(Task to complete) Quote every line of the data below as it stands, omitting pictures.

(Records excerpted from a collection)
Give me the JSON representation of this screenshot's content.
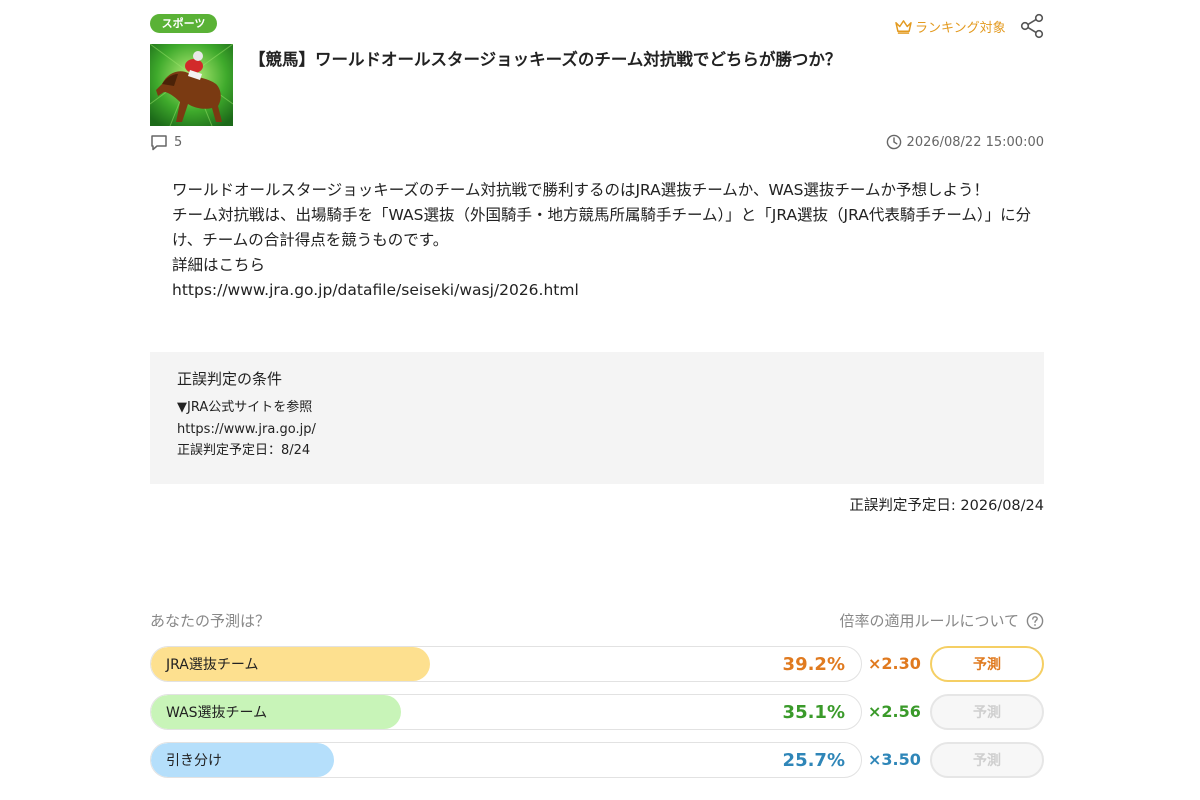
{
  "category": "スポーツ",
  "ranking_label": "ランキング対象",
  "title": "【競馬】ワールドオールスタージョッキーズのチーム対抗戦でどちらが勝つか？",
  "comment_count": "5",
  "datetime": "2026/08/22 15:00:00",
  "description": {
    "p1": "ワールドオールスタージョッキーズのチーム対抗戦で勝利するのはJRA選抜チームか、WAS選抜チームか予想しよう！",
    "p2": "チーム対抗戦は、出場騎手を「WAS選抜（外国騎手・地方競馬所属騎手チーム）」と「JRA選抜（JRA代表騎手チーム）」に分け、チームの合計得点を競うものです。",
    "p3": "詳細はこちら",
    "p4": "https://www.jra.go.jp/datafile/seiseki/wasj/2026.html"
  },
  "conditions": {
    "title": "正誤判定の条件",
    "line1": "▼JRA公式サイトを参照",
    "line2": "https://www.jra.go.jp/",
    "line3": "正誤判定予定日：8/24"
  },
  "judge_date": "正誤判定予定日: 2026/08/24",
  "predict_label": "あなたの予測は？",
  "rule_link": "倍率の適用ルールについて",
  "options": [
    {
      "label": "JRA選抜チーム",
      "percent": 39.2,
      "percent_text": "39.2%",
      "odds": "×2.30",
      "button": "予測",
      "bar_color": "#fde08f",
      "text_color": "#e07a1f"
    },
    {
      "label": "WAS選抜チーム",
      "percent": 35.1,
      "percent_text": "35.1%",
      "odds": "×2.56",
      "button": "予測",
      "bar_color": "#c8f4b8",
      "text_color": "#3a9a2a"
    },
    {
      "label": "引き分け",
      "percent": 25.7,
      "percent_text": "25.7%",
      "odds": "×3.50",
      "button": "予測",
      "bar_color": "#b5dffb",
      "text_color": "#2f86b8"
    }
  ]
}
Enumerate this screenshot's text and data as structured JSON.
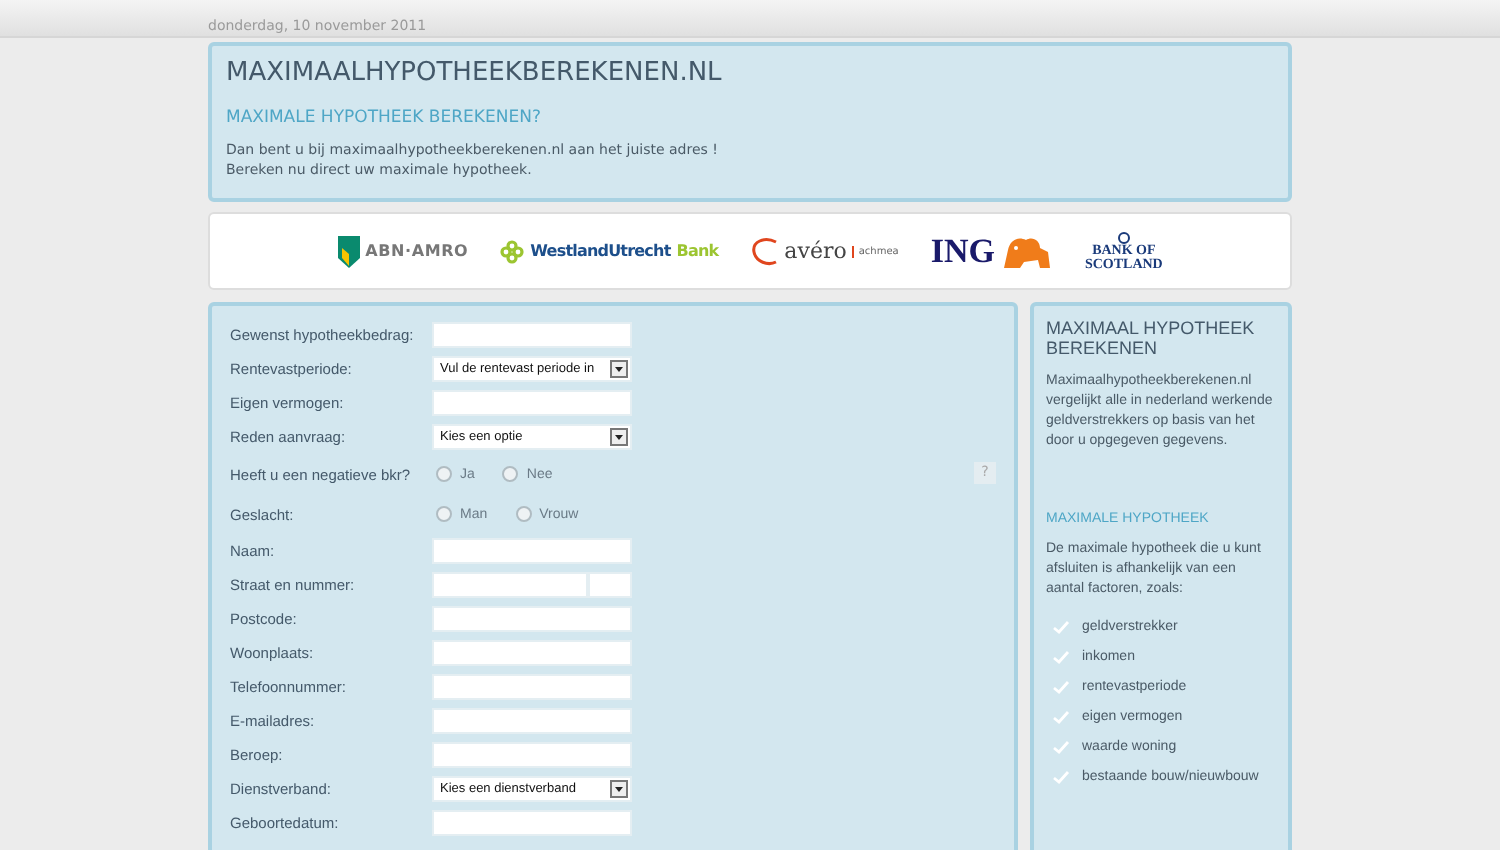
{
  "date": "donderdag, 10 november 2011",
  "header": {
    "title": "MAXIMAALHYPOTHEEKBEREKENEN.NL",
    "subtitle": "MAXIMALE HYPOTHEEK BEREKENEN?",
    "lines": [
      "Dan bent u bij maximaalhypotheekberekenen.nl aan het juiste adres !",
      "Bereken nu direct uw maximale hypotheek."
    ]
  },
  "logos": [
    {
      "kind": "abn",
      "text": "ABN·AMRO"
    },
    {
      "kind": "westland",
      "text": "WestlandUtrecht",
      "text2": "Bank"
    },
    {
      "kind": "avero",
      "text": "avéro",
      "text2": "achmea"
    },
    {
      "kind": "ing",
      "text": "ING"
    },
    {
      "kind": "bos",
      "text": "BANK OF",
      "text2": "SCOTLAND"
    }
  ],
  "form": [
    {
      "kind": "text",
      "label": "Gewenst hypotheekbedrag:"
    },
    {
      "kind": "select",
      "label": "Rentevastperiode:",
      "value": "Vul de rentevast periode in"
    },
    {
      "kind": "text",
      "label": "Eigen vermogen:"
    },
    {
      "kind": "select",
      "label": "Reden aanvraag:",
      "value": "Kies een optie"
    },
    {
      "kind": "radio",
      "label": "Heeft u een negatieve bkr?",
      "options": [
        {
          "label": "Ja",
          "selected": false
        },
        {
          "label": "Nee",
          "selected": false
        }
      ],
      "help": "?"
    },
    {
      "kind": "radio",
      "label": "Geslacht:",
      "options": [
        {
          "label": "Man",
          "selected": false
        },
        {
          "label": "Vrouw",
          "selected": false
        }
      ]
    },
    {
      "kind": "text",
      "label": "Naam:"
    },
    {
      "kind": "split",
      "label": "Straat en nummer:"
    },
    {
      "kind": "text",
      "label": "Postcode:"
    },
    {
      "kind": "text",
      "label": "Woonplaats:"
    },
    {
      "kind": "text",
      "label": "Telefoonnummer:"
    },
    {
      "kind": "text",
      "label": "E-mailadres:"
    },
    {
      "kind": "text",
      "label": "Beroep:"
    },
    {
      "kind": "select",
      "label": "Dienstverband:",
      "value": "Kies een dienstverband"
    },
    {
      "kind": "text",
      "label": "Geboortedatum:"
    }
  ],
  "sidebar": {
    "title": "MAXIMAAL HYPOTHEEK BEREKENEN",
    "intro": "Maximaalhypotheekberekenen.nl vergelijkt alle in nederland werkende geldverstrekkers op basis van het door u opgegeven gegevens.",
    "subtitle": "MAXIMALE HYPOTHEEK",
    "text": "De maximale hypotheek die u kunt afsluiten is afhankelijk van een aantal factoren, zoals:",
    "factors": [
      "geldverstrekker",
      "inkomen",
      "rentevastperiode",
      "eigen vermogen",
      "waarde woning",
      "bestaande bouw/nieuwbouw"
    ]
  }
}
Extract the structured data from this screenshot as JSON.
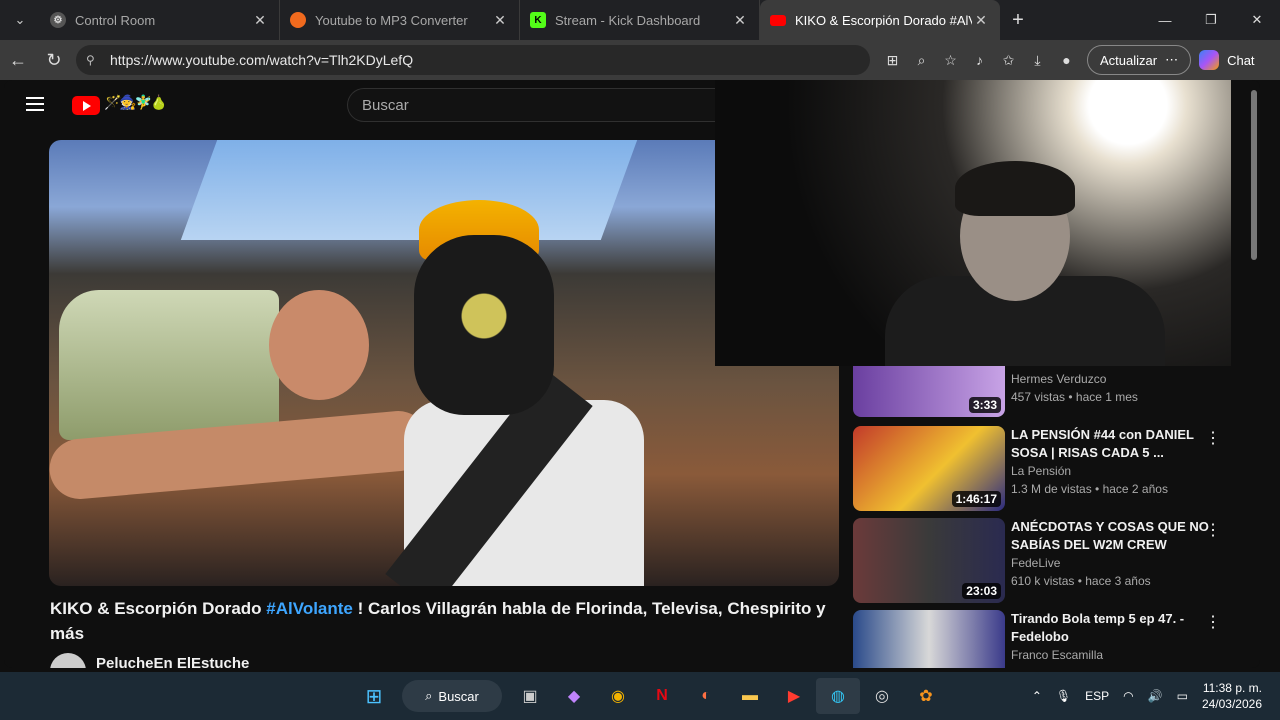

(Answer to the problem)
Give me the JSON representation of this screenshot's content.
{
  "category": "スポーツ",
  "ranking_label": "ランキング対象",
  "title": "【競馬】ワールドオールスタージョッキーズのチーム対抗戦でどちらが勝つか？",
  "comment_count": "5",
  "datetime": "2026/08/22 15:00:00",
  "description": {
    "p1": "ワールドオールスタージョッキーズのチーム対抗戦で勝利するのはJRA選抜チームか、WAS選抜チームか予想しよう！",
    "p2": "チーム対抗戦は、出場騎手を「WAS選抜（外国騎手・地方競馬所属騎手チーム）」と「JRA選抜（JRA代表騎手チーム）」に分け、チームの合計得点を競うものです。",
    "p3": "詳細はこちら",
    "p4": "https://www.jra.go.jp/datafile/seiseki/wasj/2026.html"
  },
  "conditions": {
    "title": "正誤判定の条件",
    "line1": "▼JRA公式サイトを参照",
    "line2": "https://www.jra.go.jp/",
    "line3": "正誤判定予定日：8/24"
  },
  "judge_date": "正誤判定予定日: 2026/08/24",
  "predict_label": "あなたの予測は？",
  "rule_link": "倍率の適用ルールについて",
  "options": [
    {
      "label": "JRA選抜チーム",
      "percent": 39.2,
      "percent_text": "39.2%",
      "odds": "×2.30",
      "button": "予測",
      "bar_color": "#fde08f",
      "text_color": "#e07a1f"
    },
    {
      "label": "WAS選抜チーム",
      "percent": 35.1,
      "percent_text": "35.1%",
      "odds": "×2.56",
      "button": "予測",
      "bar_color": "#c8f4b8",
      "text_color": "#3a9a2a"
    },
    {
      "label": "引き分け",
      "percent": 25.7,
      "percent_text": "25.7%",
      "odds": "×3.50",
      "button": "予測",
      "bar_color": "#b5dffb",
      "text_color": "#2f86b8"
    }
  ]
}
Enumerate this screenshot's text and data as structured JSON.
{
  "date": "donderdag, 10 november 2011",
  "header": {
    "title": "MAXIMAALHYPOTHEEKBEREKENEN.NL",
    "subtitle": "MAXIMALE HYPOTHEEK BEREKENEN?",
    "lines": [
      "Dan bent u bij maximaalhypotheekberekenen.nl aan het juiste adres !",
      "Bereken nu direct uw maximale hypotheek."
    ]
  },
  "logos": [
    {
      "kind": "abn",
      "text": "ABN·AMRO"
    },
    {
      "kind": "westland",
      "text": "WestlandUtrecht",
      "text2": "Bank"
    },
    {
      "kind": "avero",
      "text": "avéro",
      "text2": "achmea"
    },
    {
      "kind": "ing",
      "text": "ING"
    },
    {
      "kind": "bos",
      "text": "BANK OF",
      "text2": "SCOTLAND"
    }
  ],
  "form": [
    {
      "kind": "text",
      "label": "Gewenst hypotheekbedrag:"
    },
    {
      "kind": "select",
      "label": "Rentevastperiode:",
      "value": "Vul de rentevast periode in"
    },
    {
      "kind": "text",
      "label": "Eigen vermogen:"
    },
    {
      "kind": "select",
      "label": "Reden aanvraag:",
      "value": "Kies een optie"
    },
    {
      "kind": "radio",
      "label": "Heeft u een negatieve bkr?",
      "options": [
        {
          "label": "Ja",
          "selected": false
        },
        {
          "label": "Nee",
          "selected": false
        }
      ],
      "help": "?"
    },
    {
      "kind": "radio",
      "label": "Geslacht:",
      "options": [
        {
          "label": "Man",
          "selected": false
        },
        {
          "label": "Vrouw",
          "selected": false
        }
      ]
    },
    {
      "kind": "text",
      "label": "Naam:"
    },
    {
      "kind": "split",
      "label": "Straat en nummer:"
    },
    {
      "kind": "text",
      "label": "Postcode:"
    },
    {
      "kind": "text",
      "label": "Woonplaats:"
    },
    {
      "kind": "text",
      "label": "Telefoonnummer:"
    },
    {
      "kind": "text",
      "label": "E-mailadres:"
    },
    {
      "kind": "text",
      "label": "Beroep:"
    },
    {
      "kind": "select",
      "label": "Dienstverband:",
      "value": "Kies een dienstverband"
    },
    {
      "kind": "text",
      "label": "Geboortedatum:"
    }
  ],
  "sidebar": {
    "title": "MAXIMAAL HYPOTHEEK BEREKENEN",
    "intro": "Maximaalhypotheekberekenen.nl vergelijkt alle in nederland werkende geldverstrekkers op basis van het door u opgegeven gegevens.",
    "subtitle": "MAXIMALE HYPOTHEEK",
    "text": "De maximale hypotheek die u kunt afsluiten is afhankelijk van een aantal factoren, zoals:",
    "factors": [
      "geldverstrekker",
      "inkomen",
      "rentevastperiode",
      "eigen vermogen",
      "waarde woning",
      "bestaande bouw/nieuwbouw"
    ]
  }
}
Extract the structured data from this screenshot as JSON.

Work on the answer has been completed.